> DATASET EXCERPTS:
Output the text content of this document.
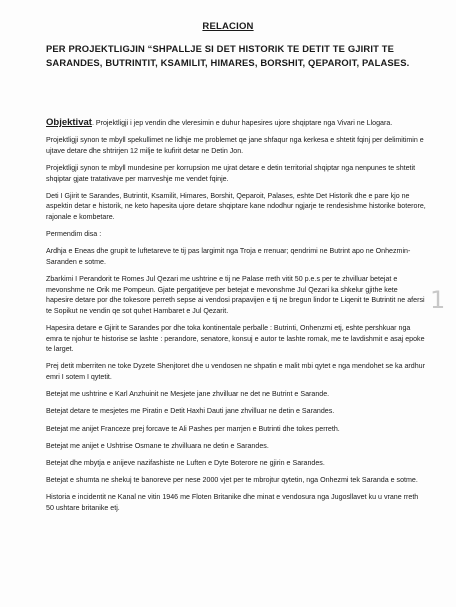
RELACION
PER PROJEKTLIGJIN “SHPALLJE SI DET HISTORIK TE DETIT TE GJIRIT TE SARANDES, BUTRINTIT, KSAMILIT, HIMARES, BORSHIT, QEPAROIT, PALASES.

Objektivat. Projektligji i jep vendin dhe vleresimin e duhur hapesires ujore shqiptare nga Vivari ne Llogara.

Projektligji synon te mbyll spekullimet ne lidhje me problemet qe jane shfaqur nga kerkesa e shtetit fqinj per delimitimin e ujtave detare dhe shtrirjen 12 milje te kufirit detar ne Detin Jon.

Projektligji synon te mbyll mundesine per korrupsion me ujrat detare e detin territorial shqiptar nga nenpunes te shtetit shqiptar gjate tratativave per marrveshje me vendet fqinje.

Deti I Gjirit te Sarandes, Butrintit, Ksamilit, Himares, Borshit, Qeparoit, Palases, eshte Det Historik dhe e pare kjo ne aspektin detar e historik, ne keto hapesita ujore detare shqiptare kane ndodhur ngjarje te rendesishme historike boterore, rajonale e kombetare.

Permendim disa :

Ardhja e Eneas dhe grupit te luftetareve te tij pas largimit nga Troja e rrenuar; qendrimi ne Butrint apo ne Onhezmin-Saranden e sotme.

Zbarkimi I Perandorit te Romes Jul Qezari me ushtrine e tij ne Palase rreth vitit 50 p.e.s per te zhvilluar betejat e mevonshme ne Orik me Pompeun. Gjate pergatitjeve per betejat e mevonshme Jul Qezari ka shkelur gjithe kete hapesire detare por dhe tokesore perreth sepse ai vendosi prapavijen e tij ne bregun lindor te Liqenit te Butrintit ne afersi te Sopikut ne vendin qe sot quhet Hambaret e Jul Qezarit.

Hapesira detare e Gjirit te Sarandes por dhe toka kontinentale perballe : Butrinti, Onhenzmi etj, eshte pershkuar nga emra te njohur te historise se lashte : perandore, senatore, konsuj e autor te lashte romak, me te lavdishmit e asaj epoke te larget.

Prej detit mberriten ne toke Dyzete Shenjtoret dhe u vendosen ne shpatin e malit mbi qytet e nga mendohet se ka ardhur emri I sotem I qytetit.

Betejat me ushtrine e Karl Anzhuinit ne Mesjete jane zhvilluar ne det ne Butrint e Sarande.

Betejat detare te mesjetes me Piratin e Detit Haxhi Dauti jane zhvilluar ne detin e Sarandes.

Betejat me anijet Franceze prej forcave te Ali Pashes per marrjen e Butrinti dhe tokes perreth.

Betejat me anijet e Ushtrise Osmane te zhvilluara ne detin e Sarandes.

Betejat dhe mbytja e anijeve nazifashiste ne Luften e Dyte Boterore ne gjirin e Sarandes.

Betejat e shumta ne shekuj te banoreve per nese 2000 vjet per te mbrojtur qytetin, nga Onhezmi tek Saranda e sotme.

Historia e incidentit ne Kanal ne vitin 1946 me Floten Britanike dhe minat e vendosura nga Jugosllavet ku u vrane rreth 50 ushtare britanike etj.

1
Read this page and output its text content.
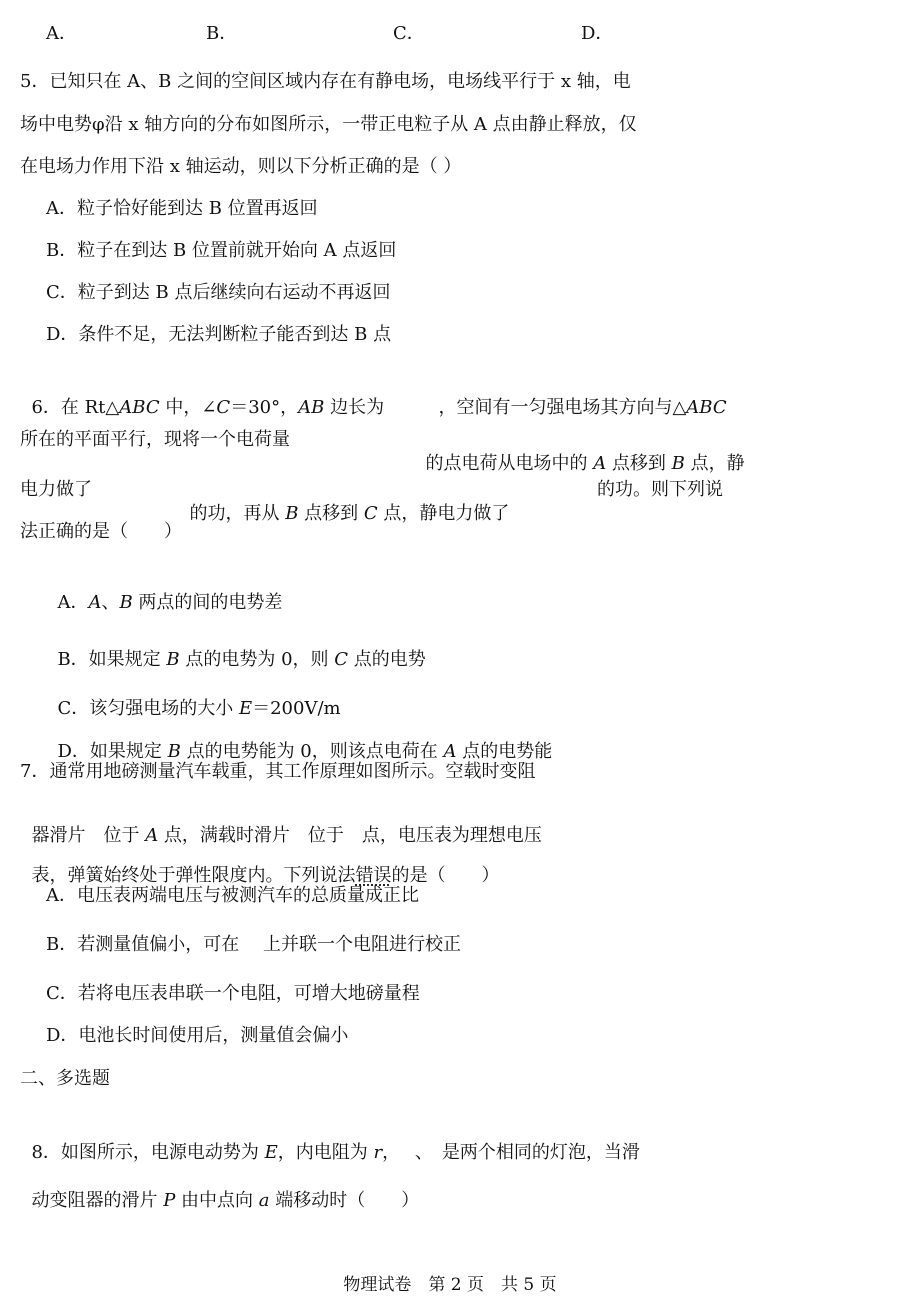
A．	B．	C．	D．
5．已知只在 A、B 之间的空间区域内存在有静电场，电场线平行于 x 轴，电
场中电势φ沿 x 轴方向的分布如图所示，一带正电粒子从 A 点由静止释放，仅
在电场力作用下沿 x 轴运动，则以下分析正确的是（ ）
A．粒子恰好能到达 B 位置再返回
B．粒子在到达 B 位置前就开始向 A 点返回
C．粒子到达 B 点后继续向右运动不再返回
D．条件不足，无法判断粒子能否到达 B 点

6．在 Rt△ABC 中，∠C＝30°，AB 边长为	，空间有一匀强电场其方向与△ABC

所在的平面平行，现将一个电荷量

的点电荷从电场中的 A 点移到 B 点，静

电力做了

的功，再从 B 点移到 C 点，静电力做了

的功。则下列说
法正确的是（　　）

A．A、B 两点的间的电势差

B．如果规定 B 点的电势为 0，则 C 点的电势

C．该匀强电场的大小 E＝200V/m

D．如果规定 B 点的电势能为 0，则该点电荷在 A 点的电势能

7．通常用地磅测量汽车载重，其工作原理如图所示。空载时变阻

器滑片　位于 A 点，满载时滑片　位于　点，电压表为理想电压

表，弹簧始终处于弹性限度内。下列说法错误的是（　　）

A．电压表两端电压与被测汽车的总质量成正比
B．若测量值偏小，可在　 上并联一个电阻进行校正
C．若将电压表串联一个电阻，可增大地磅量程
D．电池长时间使用后，测量值会偏小
二、多选题

8．如图所示，电源电动势为 E，内电阻为 r，　 、　是两个相同的灯泡，当滑

动变阻器的滑片 P 由中点向 a 端移动时（　　）

物理试卷　第 2 页　共 5 页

> GOAL OF THE EXERCISE: Repeat the data above exactly, but not the pictures.

> TASK RESULT:
Output the text content of this document.
RELACION
PER PROJEKTLIGJIN “SHPALLJE SI DET HISTORIK TE DETIT TE GJIRIT TE SARANDES, BUTRINTIT, KSAMILIT, HIMARES, BORSHIT, QEPAROIT, PALASES.

Objektivat. Projektligji i jep vendin dhe vleresimin e duhur hapesires ujore shqiptare nga Vivari ne Llogara.

Projektligji synon te mbyll spekullimet ne lidhje me problemet qe jane shfaqur nga kerkesa e shtetit fqinj per delimitimin e ujtave detare dhe shtrirjen 12 milje te kufirit detar ne Detin Jon.

Projektligji synon te mbyll mundesine per korrupsion me ujrat detare e detin territorial shqiptar nga nenpunes te shtetit shqiptar gjate tratativave per marrveshje me vendet fqinje.

Deti I Gjirit te Sarandes, Butrintit, Ksamilit, Himares, Borshit, Qeparoit, Palases, eshte Det Historik dhe e pare kjo ne aspektin detar e historik, ne keto hapesita ujore detare shqiptare kane ndodhur ngjarje te rendesishme historike boterore, rajonale e kombetare.

Permendim disa :

Ardhja e Eneas dhe grupit te luftetareve te tij pas largimit nga Troja e rrenuar; qendrimi ne Butrint apo ne Onhezmin-Saranden e sotme.

Zbarkimi I Perandorit te Romes Jul Qezari me ushtrine e tij ne Palase rreth vitit 50 p.e.s per te zhvilluar betejat e mevonshme ne Orik me Pompeun. Gjate pergatitjeve per betejat e mevonshme Jul Qezari ka shkelur gjithe kete hapesire detare por dhe tokesore perreth sepse ai vendosi prapavijen e tij ne bregun lindor te Liqenit te Butrintit ne afersi te Sopikut ne vendin qe sot quhet Hambaret e Jul Qezarit.

Hapesira detare e Gjirit te Sarandes por dhe toka kontinentale perballe : Butrinti, Onhenzmi etj, eshte pershkuar nga emra te njohur te historise se lashte : perandore, senatore, konsuj e autor te lashte romak, me te lavdishmit e asaj epoke te larget.

Prej detit mberriten ne toke Dyzete Shenjtoret dhe u vendosen ne shpatin e malit mbi qytet e nga mendohet se ka ardhur emri I sotem I qytetit.

Betejat me ushtrine e Karl Anzhuinit ne Mesjete jane zhvilluar ne det ne Butrint e Sarande.

Betejat detare te mesjetes me Piratin e Detit Haxhi Dauti jane zhvilluar ne detin e Sarandes.

Betejat me anijet Franceze prej forcave te Ali Pashes per marrjen e Butrinti dhe tokes perreth.

Betejat me anijet e Ushtrise Osmane te zhvilluara ne detin e Sarandes.

Betejat dhe mbytja e anijeve nazifashiste ne Luften e Dyte Boterore ne gjirin e Sarandes.

Betejat e shumta ne shekuj te banoreve per nese 2000 vjet per te mbrojtur qytetin, nga Onhezmi tek Saranda e sotme.

Historia e incidentit ne Kanal ne vitin 1946 me Floten Britanike dhe minat e vendosura nga Jugosllavet ku u vrane rreth 50 ushtare britanike etj.

1
Read this page and output its text content.
A．	B．	C．	D．
5．已知只在 A、B 之间的空间区域内存在有静电场，电场线平行于 x 轴，电
场中电势φ沿 x 轴方向的分布如图所示，一带正电粒子从 A 点由静止释放，仅
在电场力作用下沿 x 轴运动，则以下分析正确的是（ ）
A．粒子恰好能到达 B 位置再返回
B．粒子在到达 B 位置前就开始向 A 点返回
C．粒子到达 B 点后继续向右运动不再返回
D．条件不足，无法判断粒子能否到达 B 点

6．在 Rt△ABC 中，∠C＝30°，AB 边长为	，空间有一匀强电场其方向与△ABC

所在的平面平行，现将一个电荷量

的点电荷从电场中的 A 点移到 B 点，静

电力做了

的功，再从 B 点移到 C 点，静电力做了

的功。则下列说
法正确的是（　　）

A．A、B 两点的间的电势差

B．如果规定 B 点的电势为 0，则 C 点的电势

C．该匀强电场的大小 E＝200V/m

D．如果规定 B 点的电势能为 0，则该点电荷在 A 点的电势能

7．通常用地磅测量汽车载重，其工作原理如图所示。空载时变阻

器滑片　位于 A 点，满载时滑片　位于　点，电压表为理想电压

表，弹簧始终处于弹性限度内。下列说法错误的是（　　）

A．电压表两端电压与被测汽车的总质量成正比
B．若测量值偏小，可在　 上并联一个电阻进行校正
C．若将电压表串联一个电阻，可增大地磅量程
D．电池长时间使用后，测量值会偏小
二、多选题

8．如图所示，电源电动势为 E，内电阻为 r，　 、　是两个相同的灯泡，当滑

动变阻器的滑片 P 由中点向 a 端移动时（　　）

物理试卷　第 2 页　共 5 页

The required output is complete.